Brief: From the entries below, list each line with "Наполеон".

The records:

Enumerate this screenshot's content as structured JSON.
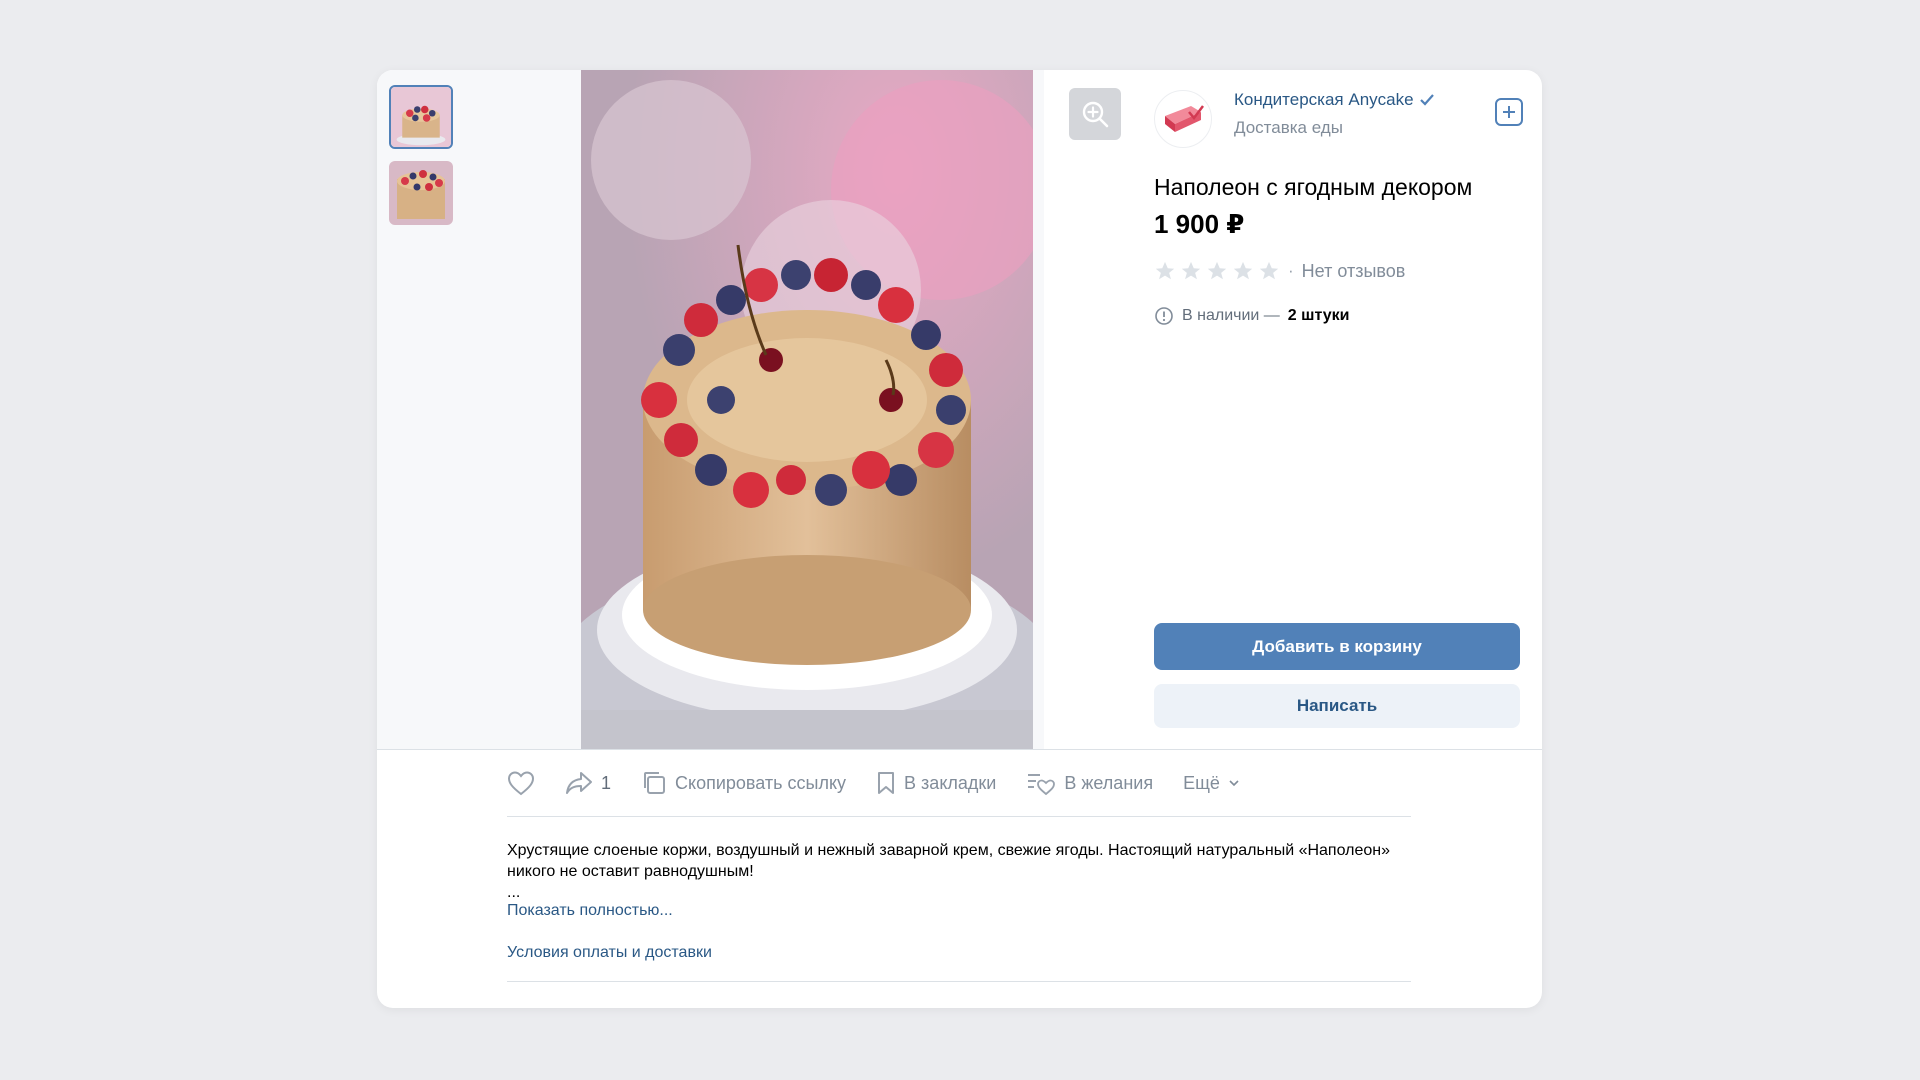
{
  "colors": {
    "accent": "#5181b8",
    "link": "#2a5885",
    "muted": "#818c99"
  },
  "shop": {
    "name": "Кондитерская Anycake",
    "subtitle": "Доставка еды",
    "verified_icon": "check-icon",
    "add_icon": "plus-square-icon"
  },
  "gallery": {
    "thumbnails": [
      "cake-photo-1",
      "cake-photo-2"
    ],
    "active_index": 0,
    "zoom_icon": "zoom-in-icon"
  },
  "product": {
    "title": "Наполеон с ягодным декором",
    "price": "1 900 ₽",
    "rating_stars": 0,
    "rating_max": 5,
    "reviews_sep": "·",
    "reviews_text": "Нет отзывов",
    "stock_label": "В наличии —",
    "stock_value": "2 штуки"
  },
  "buttons": {
    "add_to_cart": "Добавить в корзину",
    "write": "Написать"
  },
  "actions": {
    "like_icon": "heart-icon",
    "share_icon": "share-icon",
    "share_count": "1",
    "copy_link": "Скопировать ссылку",
    "bookmarks": "В закладки",
    "wishlist": "В желания",
    "more": "Ещё"
  },
  "description": {
    "text": "Хрустящие слоеные коржи, воздушный и нежный заварной крем, свежие ягоды. Настоящий натуральный «Наполеон» никого не оставит равнодушным!",
    "ellipsis": "...",
    "show_more": "Показать полностью...",
    "terms_link": "Условия оплаты и доставки"
  }
}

Full response:
    "title": "Наполеон с ягодным декором",
    "text": "Хрустящие слоеные коржи, воздушный и нежный заварной крем, свежие ягоды. Настоящий натуральный «Наполеон» никого не оставит равнодушным!",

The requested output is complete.